◆ **Records contained in a dataset**
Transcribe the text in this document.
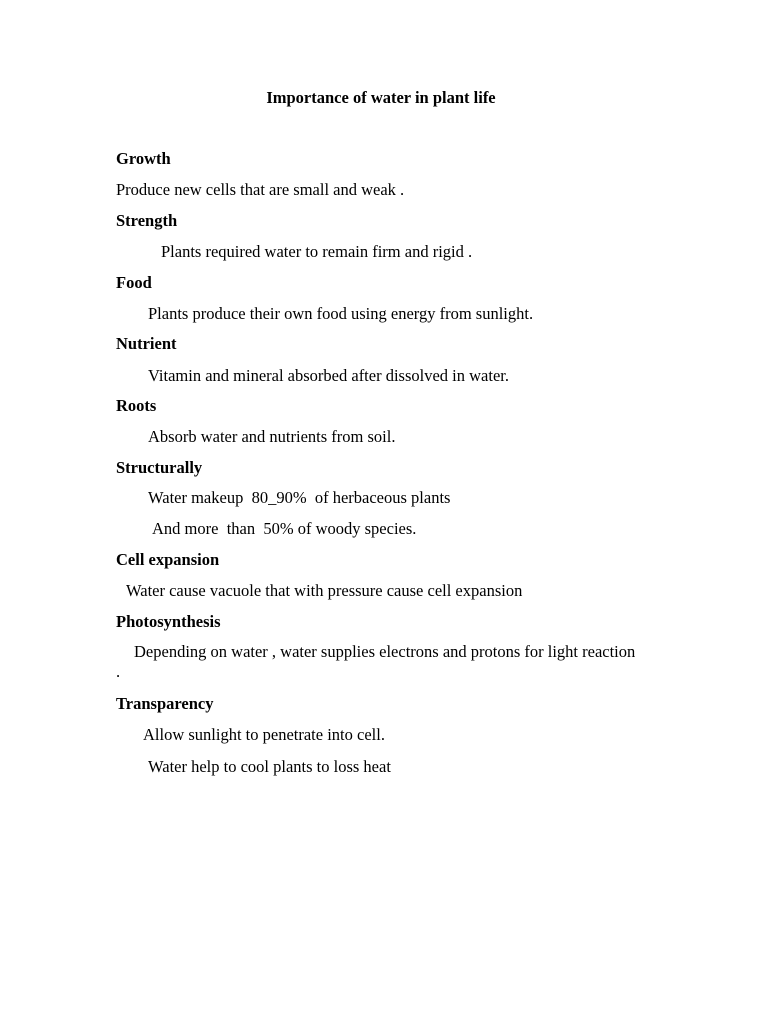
Importance of water in plant life
Growth
Produce new cells that are small and weak .
Strength
Plants required water to remain firm and rigid .
Food
Plants produce their own food using energy from sunlight.
Nutrient
Vitamin and mineral absorbed after dissolved in water.
Roots
Absorb water and nutrients from soil.
Structurally
Water makeup  80_90%  of herbaceous plants
And more  than  50% of woody species.
Cell expansion
Water cause vacuole that with pressure cause cell expansion
Photosynthesis
Depending on water , water supplies electrons and protons for light reaction .
Transparency
Allow sunlight to penetrate into cell.
Water help to cool plants to loss heat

◆ **Exercise requirements**
What is wanted is a verbatim transcription of every record above, pictures excluded.

◆ **Result**
Transcribe the text in this document.
Importance of water in plant life
Growth
Produce new cells that are small and weak .
Strength
Plants required water to remain firm and rigid .
Food
Plants produce their own food using energy from sunlight.
Nutrient
Vitamin and mineral absorbed after dissolved in water.
Roots
Absorb water and nutrients from soil.
Structurally
Water makeup  80_90%  of herbaceous plants
And more  than  50% of woody species.
Cell expansion
Water cause vacuole that with pressure cause cell expansion
Photosynthesis
Depending on water , water supplies electrons and protons for light reaction .
Transparency
Allow sunlight to penetrate into cell.
Water help to cool plants to loss heat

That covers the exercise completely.